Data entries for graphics
• • • •
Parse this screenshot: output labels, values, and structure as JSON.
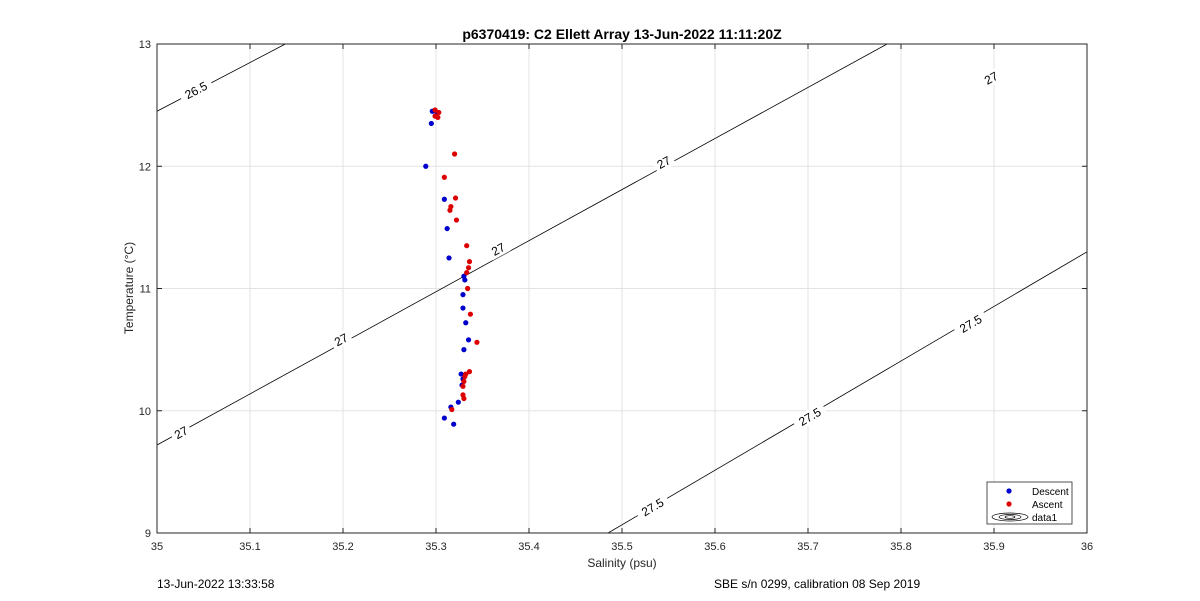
{
  "chart_data": {
    "type": "scatter",
    "title": "p6370419: C2 Ellett Array 13-Jun-2022 11:11:20Z",
    "xlabel": "Salinity (psu)",
    "ylabel": "Temperature (°C)",
    "xlim": [
      35,
      36
    ],
    "ylim": [
      9,
      13
    ],
    "xticks": [
      "35",
      "35.1",
      "35.2",
      "35.3",
      "35.4",
      "35.5",
      "35.6",
      "35.7",
      "35.8",
      "35.9",
      "36"
    ],
    "yticks": [
      "9",
      "10",
      "11",
      "12",
      "13"
    ],
    "grid": true,
    "legend_location": "bottom-right",
    "legend_entries": [
      "Descent",
      "Ascent",
      "data1"
    ],
    "series": [
      {
        "name": "Descent",
        "color": "#0000cc",
        "points": [
          [
            35.296,
            12.45
          ],
          [
            35.301,
            12.44
          ],
          [
            35.295,
            12.35
          ],
          [
            35.289,
            12.0
          ],
          [
            35.309,
            11.73
          ],
          [
            35.312,
            11.49
          ],
          [
            35.314,
            11.25
          ],
          [
            35.33,
            11.1
          ],
          [
            35.331,
            11.07
          ],
          [
            35.329,
            10.95
          ],
          [
            35.329,
            10.84
          ],
          [
            35.332,
            10.72
          ],
          [
            35.335,
            10.58
          ],
          [
            35.33,
            10.5
          ],
          [
            35.327,
            10.3
          ],
          [
            35.329,
            10.26
          ],
          [
            35.328,
            10.21
          ],
          [
            35.324,
            10.07
          ],
          [
            35.316,
            10.03
          ],
          [
            35.309,
            9.94
          ],
          [
            35.319,
            9.89
          ]
        ]
      },
      {
        "name": "Ascent",
        "color": "#dd0000",
        "points": [
          [
            35.299,
            12.46
          ],
          [
            35.303,
            12.44
          ],
          [
            35.299,
            12.41
          ],
          [
            35.302,
            12.4
          ],
          [
            35.32,
            12.1
          ],
          [
            35.309,
            11.91
          ],
          [
            35.321,
            11.74
          ],
          [
            35.316,
            11.67
          ],
          [
            35.315,
            11.64
          ],
          [
            35.322,
            11.56
          ],
          [
            35.333,
            11.35
          ],
          [
            35.336,
            11.22
          ],
          [
            35.335,
            11.17
          ],
          [
            35.333,
            11.13
          ],
          [
            35.334,
            11.0
          ],
          [
            35.337,
            10.79
          ],
          [
            35.344,
            10.56
          ],
          [
            35.336,
            10.32
          ],
          [
            35.332,
            10.3
          ],
          [
            35.331,
            10.28
          ],
          [
            35.33,
            10.24
          ],
          [
            35.329,
            10.2
          ],
          [
            35.329,
            10.13
          ],
          [
            35.33,
            10.1
          ],
          [
            35.317,
            10.01
          ]
        ]
      }
    ],
    "contours": [
      {
        "level": "26.5",
        "points": [
          [
            35.0,
            12.45
          ],
          [
            35.138,
            13.0
          ]
        ]
      },
      {
        "level": "27",
        "points": [
          [
            35.0,
            9.72
          ],
          [
            35.785,
            13.0
          ]
        ]
      },
      {
        "level": "27.5",
        "points": [
          [
            35.485,
            9.0
          ],
          [
            36.0,
            11.3
          ]
        ]
      }
    ],
    "contour_labels": [
      {
        "text": "26.5",
        "s": 35.042,
        "t": 12.62
      },
      {
        "text": "27",
        "s": 35.897,
        "t": 12.72
      },
      {
        "text": "27",
        "s": 35.545,
        "t": 12.03
      },
      {
        "text": "27",
        "s": 35.367,
        "t": 11.32
      },
      {
        "text": "27",
        "s": 35.198,
        "t": 10.58
      },
      {
        "text": "27",
        "s": 35.026,
        "t": 9.82
      },
      {
        "text": "27.5",
        "s": 35.875,
        "t": 10.71
      },
      {
        "text": "27.5",
        "s": 35.702,
        "t": 9.95
      },
      {
        "text": "27.5",
        "s": 35.533,
        "t": 9.21
      }
    ]
  },
  "footer": {
    "timestamp": "13-Jun-2022 13:33:58",
    "calibration": "SBE s/n 0299, calibration 08 Sep 2019"
  }
}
• • • •
* Task statement: Keep every word of the data as it is when you write it out, but drop the pictures.

* The response:
Parse this screenshot: output labels, values, and structure as JSON.
{
  "chart_data": {
    "type": "scatter",
    "title": "p6370419: C2 Ellett Array 13-Jun-2022 11:11:20Z",
    "xlabel": "Salinity (psu)",
    "ylabel": "Temperature (°C)",
    "xlim": [
      35,
      36
    ],
    "ylim": [
      9,
      13
    ],
    "xticks": [
      "35",
      "35.1",
      "35.2",
      "35.3",
      "35.4",
      "35.5",
      "35.6",
      "35.7",
      "35.8",
      "35.9",
      "36"
    ],
    "yticks": [
      "9",
      "10",
      "11",
      "12",
      "13"
    ],
    "grid": true,
    "legend_location": "bottom-right",
    "legend_entries": [
      "Descent",
      "Ascent",
      "data1"
    ],
    "series": [
      {
        "name": "Descent",
        "color": "#0000cc",
        "points": [
          [
            35.296,
            12.45
          ],
          [
            35.301,
            12.44
          ],
          [
            35.295,
            12.35
          ],
          [
            35.289,
            12.0
          ],
          [
            35.309,
            11.73
          ],
          [
            35.312,
            11.49
          ],
          [
            35.314,
            11.25
          ],
          [
            35.33,
            11.1
          ],
          [
            35.331,
            11.07
          ],
          [
            35.329,
            10.95
          ],
          [
            35.329,
            10.84
          ],
          [
            35.332,
            10.72
          ],
          [
            35.335,
            10.58
          ],
          [
            35.33,
            10.5
          ],
          [
            35.327,
            10.3
          ],
          [
            35.329,
            10.26
          ],
          [
            35.328,
            10.21
          ],
          [
            35.324,
            10.07
          ],
          [
            35.316,
            10.03
          ],
          [
            35.309,
            9.94
          ],
          [
            35.319,
            9.89
          ]
        ]
      },
      {
        "name": "Ascent",
        "color": "#dd0000",
        "points": [
          [
            35.299,
            12.46
          ],
          [
            35.303,
            12.44
          ],
          [
            35.299,
            12.41
          ],
          [
            35.302,
            12.4
          ],
          [
            35.32,
            12.1
          ],
          [
            35.309,
            11.91
          ],
          [
            35.321,
            11.74
          ],
          [
            35.316,
            11.67
          ],
          [
            35.315,
            11.64
          ],
          [
            35.322,
            11.56
          ],
          [
            35.333,
            11.35
          ],
          [
            35.336,
            11.22
          ],
          [
            35.335,
            11.17
          ],
          [
            35.333,
            11.13
          ],
          [
            35.334,
            11.0
          ],
          [
            35.337,
            10.79
          ],
          [
            35.344,
            10.56
          ],
          [
            35.336,
            10.32
          ],
          [
            35.332,
            10.3
          ],
          [
            35.331,
            10.28
          ],
          [
            35.33,
            10.24
          ],
          [
            35.329,
            10.2
          ],
          [
            35.329,
            10.13
          ],
          [
            35.33,
            10.1
          ],
          [
            35.317,
            10.01
          ]
        ]
      }
    ],
    "contours": [
      {
        "level": "26.5",
        "points": [
          [
            35.0,
            12.45
          ],
          [
            35.138,
            13.0
          ]
        ]
      },
      {
        "level": "27",
        "points": [
          [
            35.0,
            9.72
          ],
          [
            35.785,
            13.0
          ]
        ]
      },
      {
        "level": "27.5",
        "points": [
          [
            35.485,
            9.0
          ],
          [
            36.0,
            11.3
          ]
        ]
      }
    ],
    "contour_labels": [
      {
        "text": "26.5",
        "s": 35.042,
        "t": 12.62
      },
      {
        "text": "27",
        "s": 35.897,
        "t": 12.72
      },
      {
        "text": "27",
        "s": 35.545,
        "t": 12.03
      },
      {
        "text": "27",
        "s": 35.367,
        "t": 11.32
      },
      {
        "text": "27",
        "s": 35.198,
        "t": 10.58
      },
      {
        "text": "27",
        "s": 35.026,
        "t": 9.82
      },
      {
        "text": "27.5",
        "s": 35.875,
        "t": 10.71
      },
      {
        "text": "27.5",
        "s": 35.702,
        "t": 9.95
      },
      {
        "text": "27.5",
        "s": 35.533,
        "t": 9.21
      }
    ]
  },
  "footer": {
    "timestamp": "13-Jun-2022 13:33:58",
    "calibration": "SBE s/n 0299, calibration 08 Sep 2019"
  }
}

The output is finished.